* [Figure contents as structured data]
┄┄┄┄┄┄┄┄┄┄

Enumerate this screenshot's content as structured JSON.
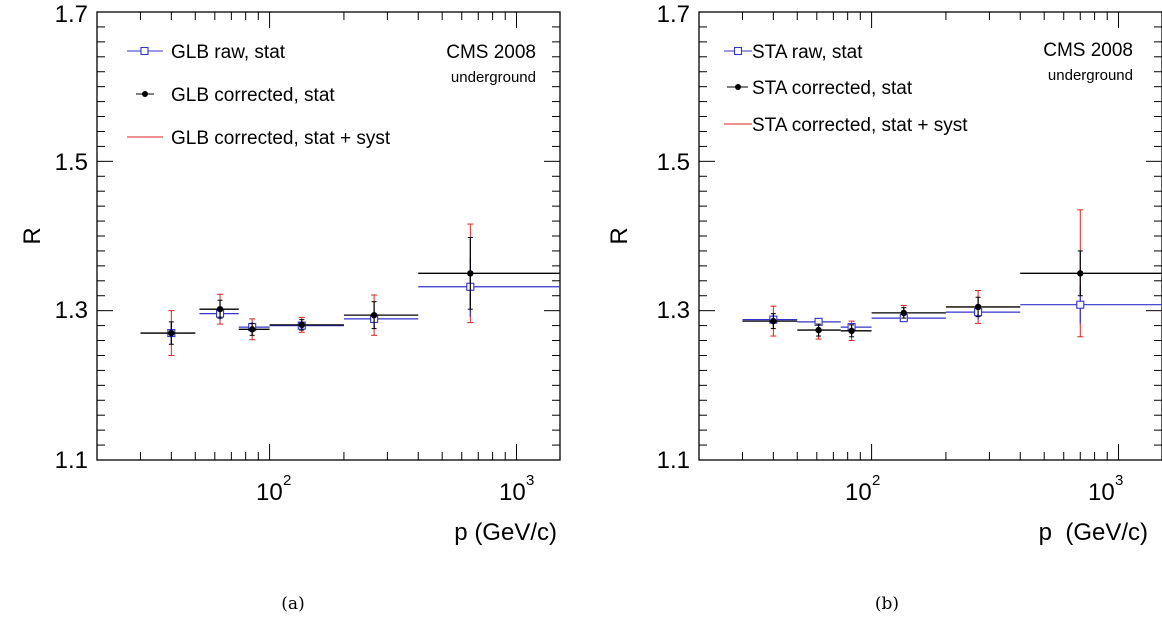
{
  "colors": {
    "raw": "#3333cc",
    "corrected": "#000000",
    "syst": "#dd2222"
  },
  "panels": [
    {
      "caption": "(a)",
      "label_main": "CMS 2008",
      "label_sub": "underground",
      "legend": [
        "GLB raw, stat",
        "GLB corrected, stat",
        "GLB corrected, stat + syst"
      ]
    },
    {
      "caption": "(b)",
      "label_main": "CMS 2008",
      "label_sub": "underground",
      "legend": [
        "STA raw, stat",
        "STA corrected, stat",
        "STA corrected, stat + syst"
      ]
    }
  ],
  "chart_data": [
    {
      "type": "scatter",
      "xlabel": "p (GeV/c)",
      "ylabel": "R",
      "xscale": "log",
      "xlim": [
        20,
        1500
      ],
      "ylim": [
        1.1,
        1.7
      ],
      "x_ticks": [
        {
          "base": "10",
          "exp": "2"
        },
        {
          "base": "10",
          "exp": "3"
        }
      ],
      "y_ticks": [
        "1.1",
        "1.3",
        "1.5",
        "1.7"
      ],
      "series": [
        {
          "name": "GLB raw, stat",
          "points": [
            {
              "x": 40,
              "xlo": 30,
              "xhi": 50,
              "y": 1.27,
              "e": 0.013
            },
            {
              "x": 63,
              "xlo": 52,
              "xhi": 75,
              "y": 1.296,
              "e": 0.009
            },
            {
              "x": 85,
              "xlo": 75,
              "xhi": 100,
              "y": 1.278,
              "e": 0.007
            },
            {
              "x": 135,
              "xlo": 100,
              "xhi": 200,
              "y": 1.28,
              "e": 0.006
            },
            {
              "x": 265,
              "xlo": 200,
              "xhi": 400,
              "y": 1.289,
              "e": 0.012
            },
            {
              "x": 650,
              "xlo": 400,
              "xhi": 1500,
              "y": 1.332,
              "e": 0.04
            }
          ]
        },
        {
          "name": "GLB corrected, stat",
          "points": [
            {
              "x": 40,
              "xlo": 30,
              "xhi": 50,
              "y": 1.27,
              "e": 0.015
            },
            {
              "x": 63,
              "xlo": 52,
              "xhi": 75,
              "y": 1.302,
              "e": 0.012
            },
            {
              "x": 85,
              "xlo": 75,
              "xhi": 100,
              "y": 1.275,
              "e": 0.008
            },
            {
              "x": 135,
              "xlo": 100,
              "xhi": 200,
              "y": 1.281,
              "e": 0.007
            },
            {
              "x": 265,
              "xlo": 200,
              "xhi": 400,
              "y": 1.294,
              "e": 0.018
            },
            {
              "x": 650,
              "xlo": 400,
              "xhi": 1500,
              "y": 1.35,
              "e": 0.048
            }
          ]
        },
        {
          "name": "GLB corrected, stat + syst",
          "points": [
            {
              "x": 40,
              "xlo": 30,
              "xhi": 50,
              "y": 1.27,
              "e": 0.03
            },
            {
              "x": 63,
              "xlo": 52,
              "xhi": 75,
              "y": 1.302,
              "e": 0.02
            },
            {
              "x": 85,
              "xlo": 75,
              "xhi": 100,
              "y": 1.275,
              "e": 0.014
            },
            {
              "x": 135,
              "xlo": 100,
              "xhi": 200,
              "y": 1.281,
              "e": 0.01
            },
            {
              "x": 265,
              "xlo": 200,
              "xhi": 400,
              "y": 1.294,
              "e": 0.027
            },
            {
              "x": 650,
              "xlo": 400,
              "xhi": 1500,
              "y": 1.35,
              "e": 0.066
            }
          ]
        }
      ]
    },
    {
      "type": "scatter",
      "xlabel": "p  (GeV/c)",
      "ylabel": "R",
      "xscale": "log",
      "xlim": [
        20,
        1500
      ],
      "ylim": [
        1.1,
        1.7
      ],
      "x_ticks": [
        {
          "base": "10",
          "exp": "2"
        },
        {
          "base": "10",
          "exp": "3"
        }
      ],
      "y_ticks": [
        "1.1",
        "1.3",
        "1.5",
        "1.7"
      ],
      "series": [
        {
          "name": "STA raw, stat",
          "points": [
            {
              "x": 40,
              "xlo": 30,
              "xhi": 50,
              "y": 1.288,
              "e": 0.006
            },
            {
              "x": 61,
              "xlo": 50,
              "xhi": 75,
              "y": 1.285,
              "e": 0.005
            },
            {
              "x": 83,
              "xlo": 75,
              "xhi": 100,
              "y": 1.278,
              "e": 0.005
            },
            {
              "x": 135,
              "xlo": 100,
              "xhi": 200,
              "y": 1.29,
              "e": 0.004
            },
            {
              "x": 270,
              "xlo": 200,
              "xhi": 400,
              "y": 1.298,
              "e": 0.01
            },
            {
              "x": 700,
              "xlo": 400,
              "xhi": 1500,
              "y": 1.308,
              "e": 0.025
            }
          ]
        },
        {
          "name": "STA corrected, stat",
          "points": [
            {
              "x": 40,
              "xlo": 30,
              "xhi": 50,
              "y": 1.286,
              "e": 0.01
            },
            {
              "x": 61,
              "xlo": 50,
              "xhi": 75,
              "y": 1.274,
              "e": 0.008
            },
            {
              "x": 83,
              "xlo": 75,
              "xhi": 100,
              "y": 1.273,
              "e": 0.008
            },
            {
              "x": 135,
              "xlo": 100,
              "xhi": 200,
              "y": 1.297,
              "e": 0.007
            },
            {
              "x": 270,
              "xlo": 200,
              "xhi": 400,
              "y": 1.305,
              "e": 0.013
            },
            {
              "x": 700,
              "xlo": 400,
              "xhi": 1500,
              "y": 1.35,
              "e": 0.03
            }
          ]
        },
        {
          "name": "STA corrected, stat + syst",
          "points": [
            {
              "x": 40,
              "xlo": 30,
              "xhi": 50,
              "y": 1.286,
              "e": 0.02
            },
            {
              "x": 61,
              "xlo": 50,
              "xhi": 75,
              "y": 1.274,
              "e": 0.012
            },
            {
              "x": 83,
              "xlo": 75,
              "xhi": 100,
              "y": 1.273,
              "e": 0.013
            },
            {
              "x": 135,
              "xlo": 100,
              "xhi": 200,
              "y": 1.297,
              "e": 0.01
            },
            {
              "x": 270,
              "xlo": 200,
              "xhi": 400,
              "y": 1.305,
              "e": 0.022
            },
            {
              "x": 700,
              "xlo": 400,
              "xhi": 1500,
              "y": 1.35,
              "e": 0.085
            }
          ]
        }
      ]
    }
  ]
}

┄┄┄┄┄┄┄┄┄┄

* [INSTRUCTION] Read through the entries and copy every line that includes "stat".

* [CORRECT RESPONSE]
        "GLB raw, stat",
        "GLB corrected, stat",
        "GLB corrected, stat + syst"
        "STA raw, stat",
        "STA corrected, stat",
        "STA corrected, stat + syst"
          "name": "GLB raw, stat",
          "name": "GLB corrected, stat",
          "name": "GLB corrected, stat + syst",
          "name": "STA raw, stat",
          "name": "STA corrected, stat",
          "name": "STA corrected, stat + syst",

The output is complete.